» **AIM OF THE TASK**:
In the data below, find every line with the string "Lutèce" and pull it out.
┌─ MATERIAL TO PROCESS
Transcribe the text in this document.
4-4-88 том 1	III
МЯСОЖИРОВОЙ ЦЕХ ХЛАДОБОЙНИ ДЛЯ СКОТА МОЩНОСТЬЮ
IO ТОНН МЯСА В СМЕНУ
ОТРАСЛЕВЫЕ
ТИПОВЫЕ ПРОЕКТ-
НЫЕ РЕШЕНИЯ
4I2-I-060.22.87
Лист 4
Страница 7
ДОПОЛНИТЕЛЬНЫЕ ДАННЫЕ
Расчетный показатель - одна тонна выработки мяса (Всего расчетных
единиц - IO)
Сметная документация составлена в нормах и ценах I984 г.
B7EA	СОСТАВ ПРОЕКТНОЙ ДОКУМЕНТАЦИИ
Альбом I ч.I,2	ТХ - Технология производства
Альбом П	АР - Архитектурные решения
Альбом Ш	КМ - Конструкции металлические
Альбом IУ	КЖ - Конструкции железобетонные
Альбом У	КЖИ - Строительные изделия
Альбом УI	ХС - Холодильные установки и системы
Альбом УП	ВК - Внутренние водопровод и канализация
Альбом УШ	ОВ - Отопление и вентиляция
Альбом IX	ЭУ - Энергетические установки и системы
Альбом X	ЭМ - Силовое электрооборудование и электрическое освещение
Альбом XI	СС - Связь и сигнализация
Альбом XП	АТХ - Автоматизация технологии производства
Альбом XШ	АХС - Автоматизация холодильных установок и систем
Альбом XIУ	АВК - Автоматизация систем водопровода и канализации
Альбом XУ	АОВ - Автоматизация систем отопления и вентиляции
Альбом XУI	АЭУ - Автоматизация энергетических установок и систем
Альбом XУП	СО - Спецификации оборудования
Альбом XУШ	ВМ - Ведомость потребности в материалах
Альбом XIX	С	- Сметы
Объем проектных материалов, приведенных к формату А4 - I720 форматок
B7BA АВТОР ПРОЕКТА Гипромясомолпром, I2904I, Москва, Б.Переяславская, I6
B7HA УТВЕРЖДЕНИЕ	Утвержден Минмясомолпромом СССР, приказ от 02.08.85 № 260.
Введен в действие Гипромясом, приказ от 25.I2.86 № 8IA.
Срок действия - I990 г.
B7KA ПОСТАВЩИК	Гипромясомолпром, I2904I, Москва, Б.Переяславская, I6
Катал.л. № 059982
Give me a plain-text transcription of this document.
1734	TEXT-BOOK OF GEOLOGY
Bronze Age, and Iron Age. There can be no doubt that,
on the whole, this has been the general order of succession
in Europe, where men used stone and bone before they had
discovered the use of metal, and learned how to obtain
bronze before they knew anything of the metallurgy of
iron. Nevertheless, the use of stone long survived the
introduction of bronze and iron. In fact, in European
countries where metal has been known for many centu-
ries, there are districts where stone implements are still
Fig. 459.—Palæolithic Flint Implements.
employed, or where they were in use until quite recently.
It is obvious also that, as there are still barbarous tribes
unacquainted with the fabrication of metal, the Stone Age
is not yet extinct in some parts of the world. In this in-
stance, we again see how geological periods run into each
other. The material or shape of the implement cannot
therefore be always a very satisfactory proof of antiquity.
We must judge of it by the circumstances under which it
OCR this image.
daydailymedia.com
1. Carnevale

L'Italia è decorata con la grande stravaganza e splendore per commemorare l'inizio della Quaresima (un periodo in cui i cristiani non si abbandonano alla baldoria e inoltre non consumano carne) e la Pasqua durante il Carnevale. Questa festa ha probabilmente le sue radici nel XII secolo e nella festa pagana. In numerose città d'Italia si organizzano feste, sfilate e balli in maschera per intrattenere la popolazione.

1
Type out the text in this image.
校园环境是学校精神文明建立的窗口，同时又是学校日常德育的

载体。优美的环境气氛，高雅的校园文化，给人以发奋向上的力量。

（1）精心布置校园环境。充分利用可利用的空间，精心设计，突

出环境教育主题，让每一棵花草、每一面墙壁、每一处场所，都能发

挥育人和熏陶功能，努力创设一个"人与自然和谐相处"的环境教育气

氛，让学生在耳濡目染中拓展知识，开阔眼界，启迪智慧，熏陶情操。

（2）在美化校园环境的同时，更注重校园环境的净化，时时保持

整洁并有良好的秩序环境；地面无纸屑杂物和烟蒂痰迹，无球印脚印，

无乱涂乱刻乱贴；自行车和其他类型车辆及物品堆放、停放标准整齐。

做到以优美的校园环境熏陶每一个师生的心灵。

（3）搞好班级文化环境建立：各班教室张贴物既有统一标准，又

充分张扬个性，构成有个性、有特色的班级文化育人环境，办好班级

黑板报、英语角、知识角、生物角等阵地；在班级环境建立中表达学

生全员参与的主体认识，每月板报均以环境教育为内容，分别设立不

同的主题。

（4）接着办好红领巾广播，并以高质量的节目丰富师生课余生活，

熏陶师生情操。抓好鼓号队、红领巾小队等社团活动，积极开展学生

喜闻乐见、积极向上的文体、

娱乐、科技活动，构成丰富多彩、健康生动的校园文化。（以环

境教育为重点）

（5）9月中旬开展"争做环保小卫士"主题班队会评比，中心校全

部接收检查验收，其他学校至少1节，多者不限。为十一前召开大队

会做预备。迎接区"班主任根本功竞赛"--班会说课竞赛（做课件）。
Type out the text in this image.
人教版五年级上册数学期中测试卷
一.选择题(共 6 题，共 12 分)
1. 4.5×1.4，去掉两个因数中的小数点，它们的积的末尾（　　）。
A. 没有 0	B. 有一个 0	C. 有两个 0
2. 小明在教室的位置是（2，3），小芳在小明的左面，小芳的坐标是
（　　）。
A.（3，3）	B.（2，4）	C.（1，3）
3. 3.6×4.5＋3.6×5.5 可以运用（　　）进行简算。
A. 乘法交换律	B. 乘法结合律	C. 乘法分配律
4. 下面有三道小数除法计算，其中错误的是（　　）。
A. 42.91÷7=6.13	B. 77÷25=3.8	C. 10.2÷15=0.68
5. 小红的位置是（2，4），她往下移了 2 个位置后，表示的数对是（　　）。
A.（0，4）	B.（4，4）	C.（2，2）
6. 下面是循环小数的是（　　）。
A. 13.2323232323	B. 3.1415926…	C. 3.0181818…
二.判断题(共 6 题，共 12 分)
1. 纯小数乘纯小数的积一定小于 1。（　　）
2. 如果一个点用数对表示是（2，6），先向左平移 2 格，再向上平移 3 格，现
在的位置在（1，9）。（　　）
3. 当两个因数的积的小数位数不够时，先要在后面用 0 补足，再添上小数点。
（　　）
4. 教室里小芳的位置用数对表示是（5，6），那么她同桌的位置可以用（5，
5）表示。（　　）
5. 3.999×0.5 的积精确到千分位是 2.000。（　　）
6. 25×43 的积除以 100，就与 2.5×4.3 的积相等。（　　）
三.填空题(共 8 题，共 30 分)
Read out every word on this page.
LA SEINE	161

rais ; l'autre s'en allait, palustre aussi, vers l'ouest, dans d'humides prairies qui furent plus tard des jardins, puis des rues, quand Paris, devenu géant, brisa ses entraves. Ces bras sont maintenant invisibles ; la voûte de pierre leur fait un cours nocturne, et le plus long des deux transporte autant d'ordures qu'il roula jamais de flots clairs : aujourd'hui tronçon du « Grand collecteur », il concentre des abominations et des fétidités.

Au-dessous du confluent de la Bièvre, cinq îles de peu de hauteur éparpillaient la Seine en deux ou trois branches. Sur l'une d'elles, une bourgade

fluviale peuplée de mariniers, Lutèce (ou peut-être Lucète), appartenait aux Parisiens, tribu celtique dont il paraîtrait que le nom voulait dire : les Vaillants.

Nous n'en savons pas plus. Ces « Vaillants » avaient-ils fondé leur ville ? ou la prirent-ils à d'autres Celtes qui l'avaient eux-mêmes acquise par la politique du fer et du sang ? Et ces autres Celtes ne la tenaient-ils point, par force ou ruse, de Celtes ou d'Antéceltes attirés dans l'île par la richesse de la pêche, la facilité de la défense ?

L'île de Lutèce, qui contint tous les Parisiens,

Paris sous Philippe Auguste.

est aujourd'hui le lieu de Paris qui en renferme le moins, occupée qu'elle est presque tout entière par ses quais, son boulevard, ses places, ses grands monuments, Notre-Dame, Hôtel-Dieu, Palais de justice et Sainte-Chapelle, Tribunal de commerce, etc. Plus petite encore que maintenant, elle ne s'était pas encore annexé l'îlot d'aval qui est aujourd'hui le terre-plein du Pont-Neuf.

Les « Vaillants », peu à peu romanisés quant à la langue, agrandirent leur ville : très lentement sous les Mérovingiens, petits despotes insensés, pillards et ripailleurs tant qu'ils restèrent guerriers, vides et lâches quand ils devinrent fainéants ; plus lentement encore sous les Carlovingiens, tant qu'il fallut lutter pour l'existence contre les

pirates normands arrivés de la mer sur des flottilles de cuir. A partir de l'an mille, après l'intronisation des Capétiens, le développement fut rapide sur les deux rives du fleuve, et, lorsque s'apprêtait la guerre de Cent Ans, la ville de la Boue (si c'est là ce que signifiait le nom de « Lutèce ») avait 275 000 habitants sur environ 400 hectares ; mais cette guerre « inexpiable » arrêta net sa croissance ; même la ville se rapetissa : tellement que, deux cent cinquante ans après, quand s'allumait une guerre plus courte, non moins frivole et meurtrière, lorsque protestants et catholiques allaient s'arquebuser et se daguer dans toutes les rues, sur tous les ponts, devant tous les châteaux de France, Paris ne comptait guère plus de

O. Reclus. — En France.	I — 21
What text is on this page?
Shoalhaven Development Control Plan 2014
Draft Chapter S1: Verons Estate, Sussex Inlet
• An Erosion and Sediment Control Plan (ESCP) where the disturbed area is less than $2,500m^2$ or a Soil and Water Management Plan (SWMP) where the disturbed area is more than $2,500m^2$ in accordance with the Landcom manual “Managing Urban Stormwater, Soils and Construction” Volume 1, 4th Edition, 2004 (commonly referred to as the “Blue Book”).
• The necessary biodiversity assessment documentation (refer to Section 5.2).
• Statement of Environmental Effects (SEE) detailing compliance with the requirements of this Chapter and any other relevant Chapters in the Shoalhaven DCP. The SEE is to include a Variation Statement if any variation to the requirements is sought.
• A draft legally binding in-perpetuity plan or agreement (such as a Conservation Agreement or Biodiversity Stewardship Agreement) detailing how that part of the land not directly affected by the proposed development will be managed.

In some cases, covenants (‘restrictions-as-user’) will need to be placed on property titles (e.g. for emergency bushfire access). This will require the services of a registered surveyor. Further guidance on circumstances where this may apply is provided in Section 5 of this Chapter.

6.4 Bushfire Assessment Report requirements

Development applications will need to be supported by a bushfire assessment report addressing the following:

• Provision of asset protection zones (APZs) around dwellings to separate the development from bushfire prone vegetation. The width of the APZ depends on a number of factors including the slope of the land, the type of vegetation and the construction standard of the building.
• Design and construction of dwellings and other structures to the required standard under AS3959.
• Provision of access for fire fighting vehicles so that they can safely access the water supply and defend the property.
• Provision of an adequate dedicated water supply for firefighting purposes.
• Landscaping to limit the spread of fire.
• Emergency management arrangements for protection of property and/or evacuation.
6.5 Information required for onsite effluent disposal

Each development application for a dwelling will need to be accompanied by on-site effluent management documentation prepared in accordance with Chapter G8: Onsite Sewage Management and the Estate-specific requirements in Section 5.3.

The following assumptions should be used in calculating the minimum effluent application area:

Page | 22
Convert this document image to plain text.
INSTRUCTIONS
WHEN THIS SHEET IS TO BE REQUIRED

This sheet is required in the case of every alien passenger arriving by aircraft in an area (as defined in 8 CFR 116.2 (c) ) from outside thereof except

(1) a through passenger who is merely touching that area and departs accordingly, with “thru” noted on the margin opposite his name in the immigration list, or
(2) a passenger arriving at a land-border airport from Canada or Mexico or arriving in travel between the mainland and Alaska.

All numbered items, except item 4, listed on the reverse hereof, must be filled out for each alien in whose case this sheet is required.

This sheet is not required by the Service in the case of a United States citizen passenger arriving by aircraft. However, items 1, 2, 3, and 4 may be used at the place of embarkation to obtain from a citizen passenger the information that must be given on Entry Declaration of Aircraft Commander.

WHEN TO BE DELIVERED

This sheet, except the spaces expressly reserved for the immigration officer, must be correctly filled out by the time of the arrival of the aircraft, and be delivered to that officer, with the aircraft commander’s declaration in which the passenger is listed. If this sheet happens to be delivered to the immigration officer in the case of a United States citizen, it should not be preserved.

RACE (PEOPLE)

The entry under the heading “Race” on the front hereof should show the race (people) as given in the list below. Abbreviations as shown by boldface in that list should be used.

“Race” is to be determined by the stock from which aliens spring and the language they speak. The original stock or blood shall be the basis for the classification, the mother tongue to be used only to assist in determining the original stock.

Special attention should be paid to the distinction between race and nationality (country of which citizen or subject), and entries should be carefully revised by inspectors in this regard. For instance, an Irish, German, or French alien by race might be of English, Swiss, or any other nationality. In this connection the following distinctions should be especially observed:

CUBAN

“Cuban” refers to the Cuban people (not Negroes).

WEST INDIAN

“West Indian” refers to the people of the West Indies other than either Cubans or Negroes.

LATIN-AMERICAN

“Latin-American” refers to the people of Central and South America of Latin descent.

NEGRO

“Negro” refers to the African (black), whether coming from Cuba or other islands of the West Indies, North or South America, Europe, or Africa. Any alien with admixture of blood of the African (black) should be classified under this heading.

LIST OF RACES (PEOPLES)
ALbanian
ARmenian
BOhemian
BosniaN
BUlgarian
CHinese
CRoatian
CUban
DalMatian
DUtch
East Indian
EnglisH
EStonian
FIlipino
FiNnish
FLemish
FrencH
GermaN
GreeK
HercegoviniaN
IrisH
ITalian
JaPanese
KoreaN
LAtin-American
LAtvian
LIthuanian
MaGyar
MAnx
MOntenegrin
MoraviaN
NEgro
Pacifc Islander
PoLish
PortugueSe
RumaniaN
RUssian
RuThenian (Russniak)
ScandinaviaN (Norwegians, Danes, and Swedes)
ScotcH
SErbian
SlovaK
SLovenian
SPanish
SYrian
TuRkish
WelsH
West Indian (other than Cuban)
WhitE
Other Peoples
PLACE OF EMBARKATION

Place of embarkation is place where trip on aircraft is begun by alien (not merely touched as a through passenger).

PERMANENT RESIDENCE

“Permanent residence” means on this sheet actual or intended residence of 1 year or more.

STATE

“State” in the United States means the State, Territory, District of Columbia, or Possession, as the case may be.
└─
» **REPLY TO THE EXERCISE**:
fluviale peuplée de mariniers, Lutèce (ou peut-être Lucète), appartenait aux Parisiens, tribu celtique dont il paraîtrait que le nom voulait dire : les Vaillants.
L'île de Lutèce, qui contint tous les Parisiens,
pirates normands arrivés de la mer sur des flottilles de cuir. A partir de l'an mille, après l'intronisation des Capétiens, le développement fut rapide sur les deux rives du fleuve, et, lorsque s'apprêtait la guerre de Cent Ans, la ville de la Boue (si c'est là ce que signifiait le nom de « Lutèce ») avait 275 000 habitants sur environ 400 hectares ; mais cette guerre « inexpiable » arrêta net sa croissance ; même la ville se rapetissa : tellement que, deux cent cinquante ans après, quand s'allumait une guerre plus courte, non moins frivole et meurtrière, lorsque protestants et catholiques allaient s'arquebuser et se daguer dans toutes les rues, sur tous les ponts, devant tous les châteaux de France, Paris ne comptait guère plus de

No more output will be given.